Pick every line from the data that holds the word "fiyatlarını".

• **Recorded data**
=====

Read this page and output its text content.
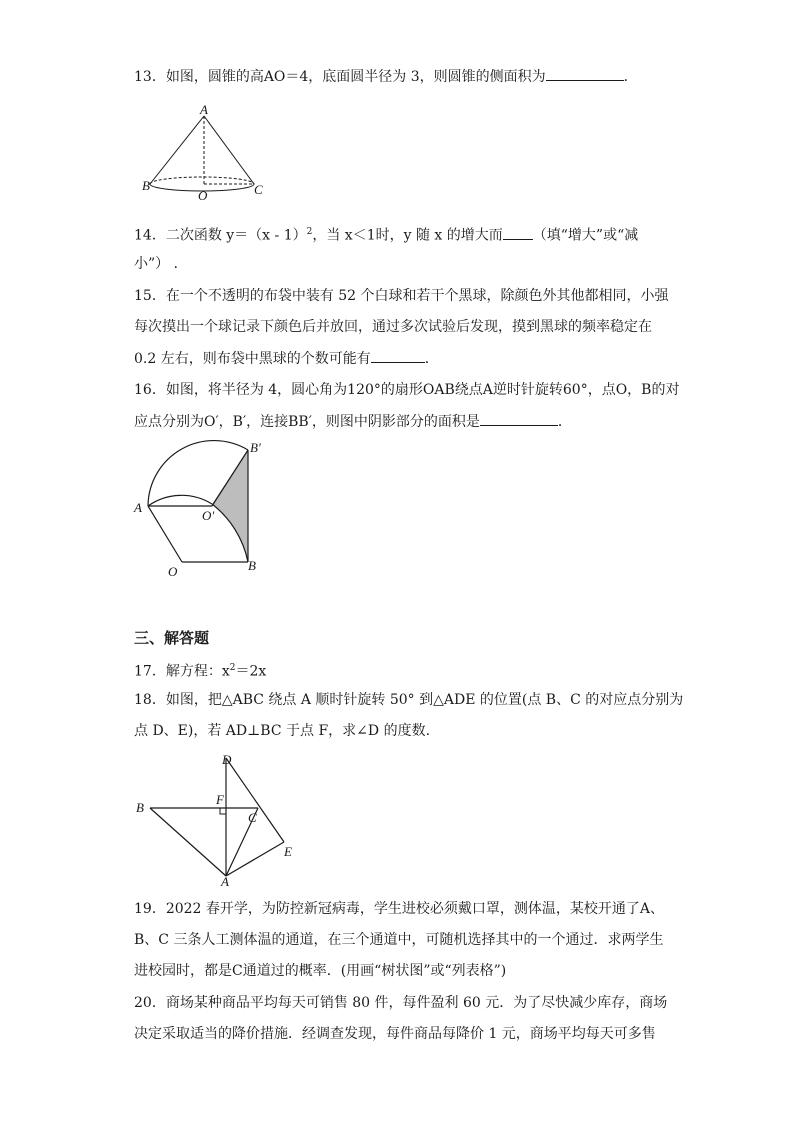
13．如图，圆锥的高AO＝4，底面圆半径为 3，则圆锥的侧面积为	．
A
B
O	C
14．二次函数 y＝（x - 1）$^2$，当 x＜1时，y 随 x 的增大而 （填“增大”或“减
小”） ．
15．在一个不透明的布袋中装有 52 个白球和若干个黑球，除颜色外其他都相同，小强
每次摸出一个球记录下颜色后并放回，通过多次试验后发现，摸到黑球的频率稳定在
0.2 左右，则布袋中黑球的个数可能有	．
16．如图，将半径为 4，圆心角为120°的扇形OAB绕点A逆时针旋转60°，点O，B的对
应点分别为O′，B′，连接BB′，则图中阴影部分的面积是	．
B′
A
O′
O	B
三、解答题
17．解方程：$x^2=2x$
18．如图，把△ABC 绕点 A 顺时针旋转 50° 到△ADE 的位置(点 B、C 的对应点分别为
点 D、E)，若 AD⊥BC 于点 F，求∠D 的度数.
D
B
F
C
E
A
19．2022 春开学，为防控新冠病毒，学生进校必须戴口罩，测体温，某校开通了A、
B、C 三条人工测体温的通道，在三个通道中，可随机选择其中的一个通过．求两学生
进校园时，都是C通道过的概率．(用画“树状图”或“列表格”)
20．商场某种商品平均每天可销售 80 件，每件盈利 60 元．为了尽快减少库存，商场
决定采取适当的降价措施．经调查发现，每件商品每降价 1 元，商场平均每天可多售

=====

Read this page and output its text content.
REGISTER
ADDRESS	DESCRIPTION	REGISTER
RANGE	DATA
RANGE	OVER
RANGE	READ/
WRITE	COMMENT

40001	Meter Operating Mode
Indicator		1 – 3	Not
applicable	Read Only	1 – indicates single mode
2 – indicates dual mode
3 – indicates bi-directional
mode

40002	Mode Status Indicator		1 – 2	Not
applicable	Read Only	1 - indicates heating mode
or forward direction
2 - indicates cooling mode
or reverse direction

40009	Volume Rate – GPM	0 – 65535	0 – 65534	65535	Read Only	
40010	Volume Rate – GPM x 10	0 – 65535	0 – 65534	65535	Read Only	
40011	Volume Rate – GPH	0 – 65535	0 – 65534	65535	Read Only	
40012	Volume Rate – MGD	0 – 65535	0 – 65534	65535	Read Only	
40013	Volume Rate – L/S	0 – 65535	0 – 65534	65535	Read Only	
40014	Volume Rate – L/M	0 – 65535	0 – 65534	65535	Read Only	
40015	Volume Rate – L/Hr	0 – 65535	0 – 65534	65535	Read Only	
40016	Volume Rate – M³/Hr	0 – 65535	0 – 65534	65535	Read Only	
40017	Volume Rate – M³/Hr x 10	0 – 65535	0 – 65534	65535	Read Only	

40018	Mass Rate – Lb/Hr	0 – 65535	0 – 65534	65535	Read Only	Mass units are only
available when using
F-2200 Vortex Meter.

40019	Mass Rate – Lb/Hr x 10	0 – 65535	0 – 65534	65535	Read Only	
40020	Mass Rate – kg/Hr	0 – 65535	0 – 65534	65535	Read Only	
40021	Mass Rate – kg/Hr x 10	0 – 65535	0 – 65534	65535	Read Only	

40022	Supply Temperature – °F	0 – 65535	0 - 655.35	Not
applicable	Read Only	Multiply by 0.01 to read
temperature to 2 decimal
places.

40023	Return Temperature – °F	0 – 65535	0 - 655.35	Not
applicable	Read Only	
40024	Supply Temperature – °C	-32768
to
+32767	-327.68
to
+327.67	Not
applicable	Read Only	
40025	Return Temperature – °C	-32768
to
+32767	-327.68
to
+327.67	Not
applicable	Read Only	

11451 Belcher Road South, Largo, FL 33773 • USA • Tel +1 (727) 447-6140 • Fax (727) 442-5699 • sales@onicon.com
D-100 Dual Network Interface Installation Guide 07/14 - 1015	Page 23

=====

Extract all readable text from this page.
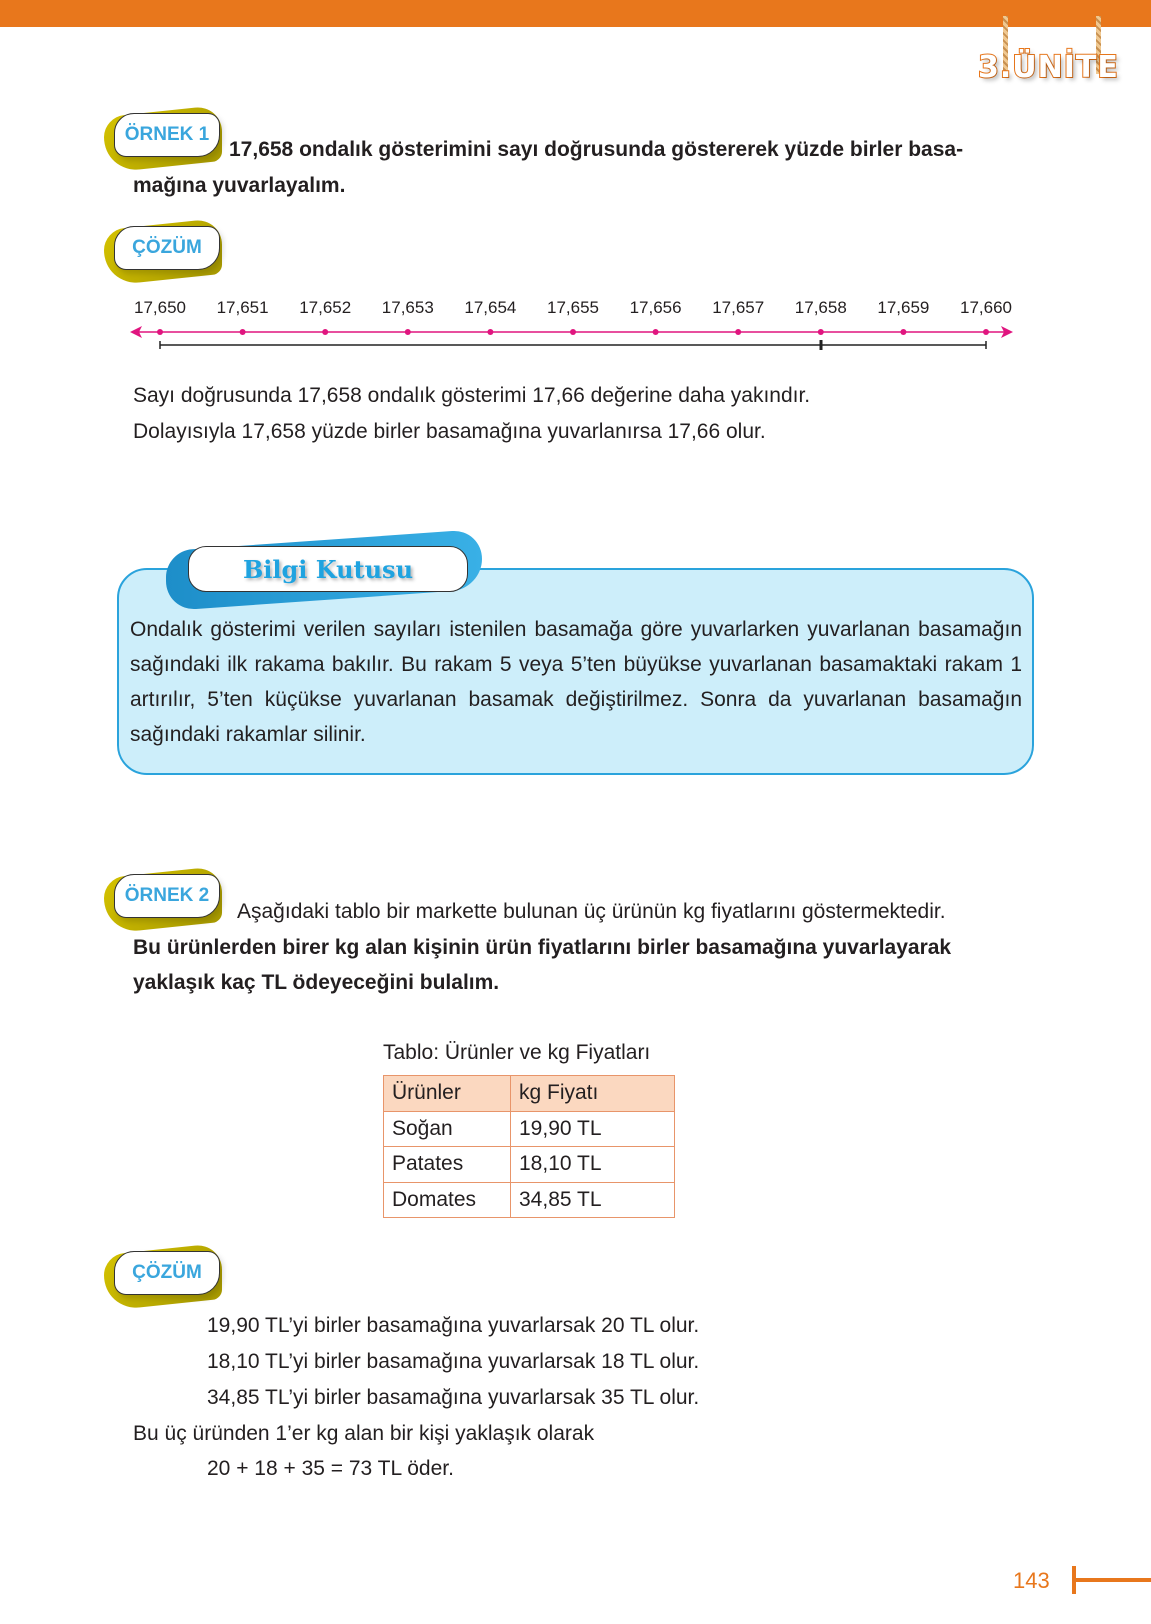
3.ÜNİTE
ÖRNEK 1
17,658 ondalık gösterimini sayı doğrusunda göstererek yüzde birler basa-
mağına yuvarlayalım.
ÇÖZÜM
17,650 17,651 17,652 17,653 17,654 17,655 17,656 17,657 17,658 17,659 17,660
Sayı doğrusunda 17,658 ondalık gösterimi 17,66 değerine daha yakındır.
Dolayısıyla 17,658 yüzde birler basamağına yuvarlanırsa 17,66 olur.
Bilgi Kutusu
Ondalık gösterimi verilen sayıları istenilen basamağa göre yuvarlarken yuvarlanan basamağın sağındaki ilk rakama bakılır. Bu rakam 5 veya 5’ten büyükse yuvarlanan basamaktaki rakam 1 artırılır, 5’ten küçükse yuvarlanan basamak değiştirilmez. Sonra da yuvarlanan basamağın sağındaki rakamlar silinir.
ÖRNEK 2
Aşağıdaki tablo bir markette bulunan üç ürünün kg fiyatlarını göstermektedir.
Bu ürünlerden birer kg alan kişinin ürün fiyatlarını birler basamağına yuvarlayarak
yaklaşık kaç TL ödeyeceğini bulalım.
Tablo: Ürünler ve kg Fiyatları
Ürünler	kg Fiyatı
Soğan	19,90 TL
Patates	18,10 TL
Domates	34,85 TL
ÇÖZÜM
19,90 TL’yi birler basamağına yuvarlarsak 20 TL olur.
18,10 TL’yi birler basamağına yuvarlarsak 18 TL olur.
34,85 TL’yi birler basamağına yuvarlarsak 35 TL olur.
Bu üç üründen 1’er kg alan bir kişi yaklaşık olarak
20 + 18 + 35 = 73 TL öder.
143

=====

• **Correct result**
Aşağıdaki tablo bir markette bulunan üç ürünün kg fiyatlarını göstermektedir.
Bu ürünlerden birer kg alan kişinin ürün fiyatlarını birler basamağına yuvarlayarak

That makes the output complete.